sparkDF = spark.createDataFrame([[test]]).toDF("text")
result = pipeline_loinc.fit(sparkDF).transform(sparkDF)
val documentAssembler = DocumentAssembler()
.setInputCol("text")
.setOutputCol("document")
val sentenceDetector = SentenceDetectorDLModel.pretrained("sentence_detector_dl_healthcare","en","clinical/models")
.setInputCols("document")
.setOutputCol("sentence")
val tokenizer = Tokenizer()
.setInputCols("document")
.setOutputCol("token")
val word_embeddings = WordEmbeddingsModel.pretrained("embeddings_clinical","en", "clinical/models")
.setInputCols(Array("sentence", "token"))
.setOutputCol("embeddings")
val ner = MedicalNerModel.pretrained("ner_radiology", "en", "clinical/models")
.setInputCols(Array("sentence", "token", "embeddings"))
.setOutputCol("ner")
■ ■ ■ ■ ■ ■ ■
List every output column name that the pipeline code above sets with .setOutputCol, in the order they appear.

Document understanding data:
■ ■ ■ ■ ■ ■ ■
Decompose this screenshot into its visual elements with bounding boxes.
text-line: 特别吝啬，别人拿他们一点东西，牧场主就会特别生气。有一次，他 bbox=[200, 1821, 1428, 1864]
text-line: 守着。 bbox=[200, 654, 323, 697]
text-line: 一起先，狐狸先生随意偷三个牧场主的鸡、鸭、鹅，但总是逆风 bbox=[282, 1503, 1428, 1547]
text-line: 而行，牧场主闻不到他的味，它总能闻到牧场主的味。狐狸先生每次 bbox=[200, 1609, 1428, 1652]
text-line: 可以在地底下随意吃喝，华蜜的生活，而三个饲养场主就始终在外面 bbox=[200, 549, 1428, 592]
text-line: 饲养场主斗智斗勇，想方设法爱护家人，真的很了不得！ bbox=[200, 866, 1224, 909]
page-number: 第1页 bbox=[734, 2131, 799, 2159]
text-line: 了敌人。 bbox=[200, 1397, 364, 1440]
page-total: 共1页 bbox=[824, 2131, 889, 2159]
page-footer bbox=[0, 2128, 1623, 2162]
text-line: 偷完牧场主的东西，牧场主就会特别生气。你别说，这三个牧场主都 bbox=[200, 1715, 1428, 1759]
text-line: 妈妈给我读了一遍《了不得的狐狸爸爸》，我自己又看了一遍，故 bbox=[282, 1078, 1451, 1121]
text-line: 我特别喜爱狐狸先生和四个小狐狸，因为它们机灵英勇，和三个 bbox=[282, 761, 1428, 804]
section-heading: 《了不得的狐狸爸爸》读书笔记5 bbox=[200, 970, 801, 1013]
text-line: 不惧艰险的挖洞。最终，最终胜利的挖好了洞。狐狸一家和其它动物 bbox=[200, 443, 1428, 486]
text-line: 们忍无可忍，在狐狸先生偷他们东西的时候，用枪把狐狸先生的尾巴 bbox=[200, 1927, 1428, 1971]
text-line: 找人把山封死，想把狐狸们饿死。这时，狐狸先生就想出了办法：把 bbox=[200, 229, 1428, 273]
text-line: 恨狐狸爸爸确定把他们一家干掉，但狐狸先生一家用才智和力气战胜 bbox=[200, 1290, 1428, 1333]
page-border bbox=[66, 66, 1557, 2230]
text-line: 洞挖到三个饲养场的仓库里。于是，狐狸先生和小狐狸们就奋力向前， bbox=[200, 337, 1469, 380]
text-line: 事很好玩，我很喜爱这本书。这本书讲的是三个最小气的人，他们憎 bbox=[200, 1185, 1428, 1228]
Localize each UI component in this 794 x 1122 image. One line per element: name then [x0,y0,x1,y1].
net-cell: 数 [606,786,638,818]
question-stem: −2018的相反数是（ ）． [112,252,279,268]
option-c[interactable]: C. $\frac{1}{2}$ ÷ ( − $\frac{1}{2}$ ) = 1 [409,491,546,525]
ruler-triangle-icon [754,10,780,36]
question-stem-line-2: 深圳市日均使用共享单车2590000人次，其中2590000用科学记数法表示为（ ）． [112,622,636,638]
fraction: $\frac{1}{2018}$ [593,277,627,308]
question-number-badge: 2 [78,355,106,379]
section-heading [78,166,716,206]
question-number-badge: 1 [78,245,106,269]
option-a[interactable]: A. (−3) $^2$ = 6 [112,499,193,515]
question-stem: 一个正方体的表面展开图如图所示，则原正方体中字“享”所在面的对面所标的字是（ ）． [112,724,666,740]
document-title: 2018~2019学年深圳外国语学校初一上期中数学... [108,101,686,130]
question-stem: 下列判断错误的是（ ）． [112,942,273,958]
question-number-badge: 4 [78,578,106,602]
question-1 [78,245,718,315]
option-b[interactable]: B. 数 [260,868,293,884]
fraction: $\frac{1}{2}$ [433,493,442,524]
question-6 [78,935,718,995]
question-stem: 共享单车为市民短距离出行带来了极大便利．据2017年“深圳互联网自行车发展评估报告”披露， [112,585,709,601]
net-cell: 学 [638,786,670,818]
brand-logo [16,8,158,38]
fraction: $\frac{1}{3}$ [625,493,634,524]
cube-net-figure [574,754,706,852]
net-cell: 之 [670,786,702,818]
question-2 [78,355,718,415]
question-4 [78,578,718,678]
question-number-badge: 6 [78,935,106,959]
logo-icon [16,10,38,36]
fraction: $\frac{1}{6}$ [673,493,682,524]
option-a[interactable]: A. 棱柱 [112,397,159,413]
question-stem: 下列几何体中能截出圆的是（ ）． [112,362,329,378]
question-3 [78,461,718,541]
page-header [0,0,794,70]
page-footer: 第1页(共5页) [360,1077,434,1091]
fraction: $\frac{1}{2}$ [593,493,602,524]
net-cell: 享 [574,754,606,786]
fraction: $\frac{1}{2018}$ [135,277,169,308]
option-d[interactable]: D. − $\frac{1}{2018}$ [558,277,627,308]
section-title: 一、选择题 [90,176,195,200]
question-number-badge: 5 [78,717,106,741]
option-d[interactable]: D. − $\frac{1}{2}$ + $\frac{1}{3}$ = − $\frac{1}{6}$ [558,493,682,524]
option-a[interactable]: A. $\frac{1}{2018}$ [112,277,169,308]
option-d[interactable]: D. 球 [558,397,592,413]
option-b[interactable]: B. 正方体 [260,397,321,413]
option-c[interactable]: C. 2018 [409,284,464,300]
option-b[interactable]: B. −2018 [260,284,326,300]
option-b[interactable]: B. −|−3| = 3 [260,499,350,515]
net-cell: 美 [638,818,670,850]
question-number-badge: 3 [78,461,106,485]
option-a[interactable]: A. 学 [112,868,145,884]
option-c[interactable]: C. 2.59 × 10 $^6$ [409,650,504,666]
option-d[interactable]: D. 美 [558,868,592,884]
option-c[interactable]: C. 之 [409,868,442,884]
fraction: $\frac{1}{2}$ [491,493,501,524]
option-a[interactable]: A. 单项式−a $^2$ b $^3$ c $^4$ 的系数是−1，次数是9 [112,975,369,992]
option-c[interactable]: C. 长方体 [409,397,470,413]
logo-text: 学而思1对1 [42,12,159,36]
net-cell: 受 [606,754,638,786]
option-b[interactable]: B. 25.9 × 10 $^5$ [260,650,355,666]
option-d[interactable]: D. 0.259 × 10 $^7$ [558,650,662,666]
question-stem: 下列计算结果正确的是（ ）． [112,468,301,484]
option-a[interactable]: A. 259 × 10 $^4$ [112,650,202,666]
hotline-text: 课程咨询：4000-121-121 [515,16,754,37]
■ ■ ■ ■ ■ ■ ■
--- WRITTEN RESPONSE ---
document, sentence, token, embeddings, ner